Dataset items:
- - -
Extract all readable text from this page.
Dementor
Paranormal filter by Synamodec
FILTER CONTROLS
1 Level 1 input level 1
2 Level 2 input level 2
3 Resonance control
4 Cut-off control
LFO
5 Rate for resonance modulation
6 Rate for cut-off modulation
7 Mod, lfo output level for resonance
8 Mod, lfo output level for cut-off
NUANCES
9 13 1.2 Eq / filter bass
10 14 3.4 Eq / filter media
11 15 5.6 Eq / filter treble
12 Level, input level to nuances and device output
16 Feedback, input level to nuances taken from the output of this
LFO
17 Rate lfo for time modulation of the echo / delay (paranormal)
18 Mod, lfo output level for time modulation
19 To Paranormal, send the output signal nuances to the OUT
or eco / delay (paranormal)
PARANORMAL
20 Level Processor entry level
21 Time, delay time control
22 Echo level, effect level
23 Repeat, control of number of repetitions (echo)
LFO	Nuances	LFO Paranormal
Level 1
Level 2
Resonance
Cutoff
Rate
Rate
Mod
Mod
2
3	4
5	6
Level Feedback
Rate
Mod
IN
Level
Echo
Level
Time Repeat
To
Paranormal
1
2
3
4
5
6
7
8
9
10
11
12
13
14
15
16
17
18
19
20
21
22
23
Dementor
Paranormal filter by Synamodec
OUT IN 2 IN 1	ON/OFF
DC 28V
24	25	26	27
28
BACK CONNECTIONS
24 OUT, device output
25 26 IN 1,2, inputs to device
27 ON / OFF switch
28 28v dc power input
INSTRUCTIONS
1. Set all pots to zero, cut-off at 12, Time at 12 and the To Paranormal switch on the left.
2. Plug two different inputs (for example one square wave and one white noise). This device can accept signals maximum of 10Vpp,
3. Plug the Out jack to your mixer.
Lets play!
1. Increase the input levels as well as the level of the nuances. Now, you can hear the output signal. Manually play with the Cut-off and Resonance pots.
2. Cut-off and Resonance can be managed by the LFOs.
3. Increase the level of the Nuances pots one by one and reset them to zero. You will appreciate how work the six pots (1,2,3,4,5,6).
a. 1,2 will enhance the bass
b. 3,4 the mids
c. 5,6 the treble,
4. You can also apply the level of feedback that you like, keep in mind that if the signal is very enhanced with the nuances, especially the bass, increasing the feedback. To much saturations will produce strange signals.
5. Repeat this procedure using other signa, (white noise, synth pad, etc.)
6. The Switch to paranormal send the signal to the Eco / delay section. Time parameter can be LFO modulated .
- - -
* [Short exercise]: Write an exact transcription of every entry above.

* [Task solution]:
Extract all readable text from this page.
Dementor
Paranormal filter by Synamodec
FILTER CONTROLS
1 Level 1 input level 1
2 Level 2 input level 2
3 Resonance control
4 Cut-off control
LFO
5 Rate for resonance modulation
6 Rate for cut-off modulation
7 Mod, lfo output level for resonance
8 Mod, lfo output level for cut-off
NUANCES
9 13 1.2 Eq / filter bass
10 14 3.4 Eq / filter media
11 15 5.6 Eq / filter treble
12 Level, input level to nuances and device output
16 Feedback, input level to nuances taken from the output of this
LFO
17 Rate lfo for time modulation of the echo / delay (paranormal)
18 Mod, lfo output level for time modulation
19 To Paranormal, send the output signal nuances to the OUT
or eco / delay (paranormal)
PARANORMAL
20 Level Processor entry level
21 Time, delay time control
22 Echo level, effect level
23 Repeat, control of number of repetitions (echo)
LFO	Nuances	LFO Paranormal
Level 1
Level 2
Resonance
Cutoff
Rate
Rate
Mod
Mod
2
3	4
5	6
Level Feedback
Rate
Mod
IN
Level
Echo
Level
Time Repeat
To
Paranormal
1
2
3
4
5
6
7
8
9
10
11
12
13
14
15
16
17
18
19
20
21
22
23
Dementor
Paranormal filter by Synamodec
OUT IN 2 IN 1	ON/OFF
DC 28V
24	25	26	27
28
BACK CONNECTIONS
24 OUT, device output
25 26 IN 1,2, inputs to device
27 ON / OFF switch
28 28v dc power input
INSTRUCTIONS
1. Set all pots to zero, cut-off at 12, Time at 12 and the To Paranormal switch on the left.
2. Plug two different inputs (for example one square wave and one white noise). This device can accept signals maximum of 10Vpp,
3. Plug the Out jack to your mixer.
Lets play!
1. Increase the input levels as well as the level of the nuances. Now, you can hear the output signal. Manually play with the Cut-off and Resonance pots.
2. Cut-off and Resonance can be managed by the LFOs.
3. Increase the level of the Nuances pots one by one and reset them to zero. You will appreciate how work the six pots (1,2,3,4,5,6).
a. 1,2 will enhance the bass
b. 3,4 the mids
c. 5,6 the treble,
4. You can also apply the level of feedback that you like, keep in mind that if the signal is very enhanced with the nuances, especially the bass, increasing the feedback. To much saturations will produce strange signals.
5. Repeat this procedure using other signa, (white noise, synth pad, etc.)
6. The Switch to paranormal send the signal to the Eco / delay section. Time parameter can be LFO modulated .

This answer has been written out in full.